_What the task asks_
Output the data that follows exactly, line for line.

_Input material_
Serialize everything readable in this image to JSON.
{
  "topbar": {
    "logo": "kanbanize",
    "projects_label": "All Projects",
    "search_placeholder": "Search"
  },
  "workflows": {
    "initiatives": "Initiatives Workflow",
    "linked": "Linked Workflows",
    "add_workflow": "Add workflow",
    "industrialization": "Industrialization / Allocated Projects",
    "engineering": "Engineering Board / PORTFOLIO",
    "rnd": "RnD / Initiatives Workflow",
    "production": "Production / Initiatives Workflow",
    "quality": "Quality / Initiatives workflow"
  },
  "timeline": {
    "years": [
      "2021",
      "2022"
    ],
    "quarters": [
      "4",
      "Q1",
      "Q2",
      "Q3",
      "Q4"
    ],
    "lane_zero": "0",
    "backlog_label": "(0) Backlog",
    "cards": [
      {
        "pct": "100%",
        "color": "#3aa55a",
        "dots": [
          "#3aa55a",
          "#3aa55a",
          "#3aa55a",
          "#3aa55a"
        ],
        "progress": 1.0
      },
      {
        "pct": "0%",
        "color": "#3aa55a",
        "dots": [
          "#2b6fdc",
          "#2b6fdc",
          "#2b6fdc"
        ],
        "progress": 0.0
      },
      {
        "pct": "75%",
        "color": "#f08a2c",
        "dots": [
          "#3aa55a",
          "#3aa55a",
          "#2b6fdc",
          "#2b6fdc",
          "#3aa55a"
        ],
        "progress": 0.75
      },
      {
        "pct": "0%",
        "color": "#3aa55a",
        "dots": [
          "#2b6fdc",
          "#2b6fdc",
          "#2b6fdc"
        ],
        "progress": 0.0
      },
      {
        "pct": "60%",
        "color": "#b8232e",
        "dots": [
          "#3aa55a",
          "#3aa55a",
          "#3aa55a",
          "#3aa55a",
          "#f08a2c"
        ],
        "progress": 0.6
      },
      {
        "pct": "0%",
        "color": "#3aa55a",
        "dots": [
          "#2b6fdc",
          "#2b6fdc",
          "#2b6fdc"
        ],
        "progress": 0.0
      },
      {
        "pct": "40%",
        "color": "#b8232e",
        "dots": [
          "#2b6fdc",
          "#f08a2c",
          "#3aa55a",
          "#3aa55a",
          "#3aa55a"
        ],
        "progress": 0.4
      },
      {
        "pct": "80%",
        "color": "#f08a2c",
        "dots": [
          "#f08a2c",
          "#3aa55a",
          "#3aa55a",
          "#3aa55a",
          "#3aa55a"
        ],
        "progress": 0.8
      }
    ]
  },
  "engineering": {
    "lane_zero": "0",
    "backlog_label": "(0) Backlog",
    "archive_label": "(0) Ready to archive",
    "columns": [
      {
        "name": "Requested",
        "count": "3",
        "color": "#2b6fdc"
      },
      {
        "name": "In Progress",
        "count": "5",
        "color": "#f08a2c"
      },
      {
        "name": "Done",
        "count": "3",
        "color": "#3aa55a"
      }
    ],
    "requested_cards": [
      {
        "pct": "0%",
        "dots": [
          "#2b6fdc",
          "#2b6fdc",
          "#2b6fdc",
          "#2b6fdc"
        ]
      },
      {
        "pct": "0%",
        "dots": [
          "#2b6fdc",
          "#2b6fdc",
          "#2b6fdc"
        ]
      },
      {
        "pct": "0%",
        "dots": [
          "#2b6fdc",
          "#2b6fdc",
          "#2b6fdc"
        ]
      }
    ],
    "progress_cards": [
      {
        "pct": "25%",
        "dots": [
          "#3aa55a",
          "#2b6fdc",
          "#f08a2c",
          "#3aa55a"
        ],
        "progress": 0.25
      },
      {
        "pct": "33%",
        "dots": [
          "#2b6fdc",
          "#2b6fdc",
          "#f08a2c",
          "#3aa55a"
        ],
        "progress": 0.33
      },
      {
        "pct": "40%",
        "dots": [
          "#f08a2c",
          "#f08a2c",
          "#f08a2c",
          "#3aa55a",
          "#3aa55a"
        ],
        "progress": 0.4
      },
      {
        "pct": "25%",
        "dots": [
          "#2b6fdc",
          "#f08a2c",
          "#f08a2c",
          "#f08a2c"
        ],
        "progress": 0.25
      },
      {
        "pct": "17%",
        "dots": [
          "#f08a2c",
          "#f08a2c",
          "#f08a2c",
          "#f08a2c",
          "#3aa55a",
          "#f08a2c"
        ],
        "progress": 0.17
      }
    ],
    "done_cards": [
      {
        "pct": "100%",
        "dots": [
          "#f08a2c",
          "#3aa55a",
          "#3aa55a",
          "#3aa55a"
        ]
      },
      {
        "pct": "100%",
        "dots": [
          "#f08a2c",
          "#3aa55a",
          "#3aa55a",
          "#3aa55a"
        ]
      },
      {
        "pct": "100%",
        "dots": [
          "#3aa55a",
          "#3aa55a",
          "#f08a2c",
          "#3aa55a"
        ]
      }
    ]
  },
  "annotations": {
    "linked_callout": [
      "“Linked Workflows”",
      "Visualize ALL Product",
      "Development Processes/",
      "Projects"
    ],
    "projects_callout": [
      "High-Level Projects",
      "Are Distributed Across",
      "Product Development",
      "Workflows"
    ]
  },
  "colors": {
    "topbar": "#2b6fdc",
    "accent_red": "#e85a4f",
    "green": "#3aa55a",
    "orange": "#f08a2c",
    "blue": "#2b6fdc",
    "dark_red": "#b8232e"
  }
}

_Exercise response_
Serialize everything readable in this image to JSON.
{
  "topbar": {
    "logo": "kanbanize",
    "projects_label": "All Projects",
    "search_placeholder": "Search"
  },
  "workflows": {
    "initiatives": "Initiatives Workflow",
    "linked": "Linked Workflows",
    "add_workflow": "Add workflow",
    "industrialization": "Industrialization / Allocated Projects",
    "engineering": "Engineering Board / PORTFOLIO",
    "rnd": "RnD / Initiatives Workflow",
    "production": "Production / Initiatives Workflow",
    "quality": "Quality / Initiatives workflow"
  },
  "timeline": {
    "years": [
      "2021",
      "2022"
    ],
    "quarters": [
      "4",
      "Q1",
      "Q2",
      "Q3",
      "Q4"
    ],
    "lane_zero": "0",
    "backlog_label": "(0) Backlog",
    "cards": [
      {
        "pct": "100%",
        "color": "#3aa55a",
        "dots": [
          "#3aa55a",
          "#3aa55a",
          "#3aa55a",
          "#3aa55a"
        ],
        "progress": 1.0
      },
      {
        "pct": "0%",
        "color": "#3aa55a",
        "dots": [
          "#2b6fdc",
          "#2b6fdc",
          "#2b6fdc"
        ],
        "progress": 0.0
      },
      {
        "pct": "75%",
        "color": "#f08a2c",
        "dots": [
          "#3aa55a",
          "#3aa55a",
          "#2b6fdc",
          "#2b6fdc",
          "#3aa55a"
        ],
        "progress": 0.75
      },
      {
        "pct": "0%",
        "color": "#3aa55a",
        "dots": [
          "#2b6fdc",
          "#2b6fdc",
          "#2b6fdc"
        ],
        "progress": 0.0
      },
      {
        "pct": "60%",
        "color": "#b8232e",
        "dots": [
          "#3aa55a",
          "#3aa55a",
          "#3aa55a",
          "#3aa55a",
          "#f08a2c"
        ],
        "progress": 0.6
      },
      {
        "pct": "0%",
        "color": "#3aa55a",
        "dots": [
          "#2b6fdc",
          "#2b6fdc",
          "#2b6fdc"
        ],
        "progress": 0.0
      },
      {
        "pct": "40%",
        "color": "#b8232e",
        "dots": [
          "#2b6fdc",
          "#f08a2c",
          "#3aa55a",
          "#3aa55a",
          "#3aa55a"
        ],
        "progress": 0.4
      },
      {
        "pct": "80%",
        "color": "#f08a2c",
        "dots": [
          "#f08a2c",
          "#3aa55a",
          "#3aa55a",
          "#3aa55a",
          "#3aa55a"
        ],
        "progress": 0.8
      }
    ]
  },
  "engineering": {
    "lane_zero": "0",
    "backlog_label": "(0) Backlog",
    "archive_label": "(0) Ready to archive",
    "columns": [
      {
        "name": "Requested",
        "count": "3",
        "color": "#2b6fdc"
      },
      {
        "name": "In Progress",
        "count": "5",
        "color": "#f08a2c"
      },
      {
        "name": "Done",
        "count": "3",
        "color": "#3aa55a"
      }
    ],
    "requested_cards": [
      {
        "pct": "0%",
        "dots": [
          "#2b6fdc",
          "#2b6fdc",
          "#2b6fdc",
          "#2b6fdc"
        ]
      },
      {
        "pct": "0%",
        "dots": [
          "#2b6fdc",
          "#2b6fdc",
          "#2b6fdc"
        ]
      },
      {
        "pct": "0%",
        "dots": [
          "#2b6fdc",
          "#2b6fdc",
          "#2b6fdc"
        ]
      }
    ],
    "progress_cards": [
      {
        "pct": "25%",
        "dots": [
          "#3aa55a",
          "#2b6fdc",
          "#f08a2c",
          "#3aa55a"
        ],
        "progress": 0.25
      },
      {
        "pct": "33%",
        "dots": [
          "#2b6fdc",
          "#2b6fdc",
          "#f08a2c",
          "#3aa55a"
        ],
        "progress": 0.33
      },
      {
        "pct": "40%",
        "dots": [
          "#f08a2c",
          "#f08a2c",
          "#f08a2c",
          "#3aa55a",
          "#3aa55a"
        ],
        "progress": 0.4
      },
      {
        "pct": "25%",
        "dots": [
          "#2b6fdc",
          "#f08a2c",
          "#f08a2c",
          "#f08a2c"
        ],
        "progress": 0.25
      },
      {
        "pct": "17%",
        "dots": [
          "#f08a2c",
          "#f08a2c",
          "#f08a2c",
          "#f08a2c",
          "#3aa55a",
          "#f08a2c"
        ],
        "progress": 0.17
      }
    ],
    "done_cards": [
      {
        "pct": "100%",
        "dots": [
          "#f08a2c",
          "#3aa55a",
          "#3aa55a",
          "#3aa55a"
        ]
      },
      {
        "pct": "100%",
        "dots": [
          "#f08a2c",
          "#3aa55a",
          "#3aa55a",
          "#3aa55a"
        ]
      },
      {
        "pct": "100%",
        "dots": [
          "#3aa55a",
          "#3aa55a",
          "#f08a2c",
          "#3aa55a"
        ]
      }
    ]
  },
  "annotations": {
    "linked_callout": [
      "“Linked Workflows”",
      "Visualize ALL Product",
      "Development Processes/",
      "Projects"
    ],
    "projects_callout": [
      "High-Level Projects",
      "Are Distributed Across",
      "Product Development",
      "Workflows"
    ]
  },
  "colors": {
    "topbar": "#2b6fdc",
    "accent_red": "#e85a4f",
    "green": "#3aa55a",
    "orange": "#f08a2c",
    "blue": "#2b6fdc",
    "dark_red": "#b8232e"
  }
}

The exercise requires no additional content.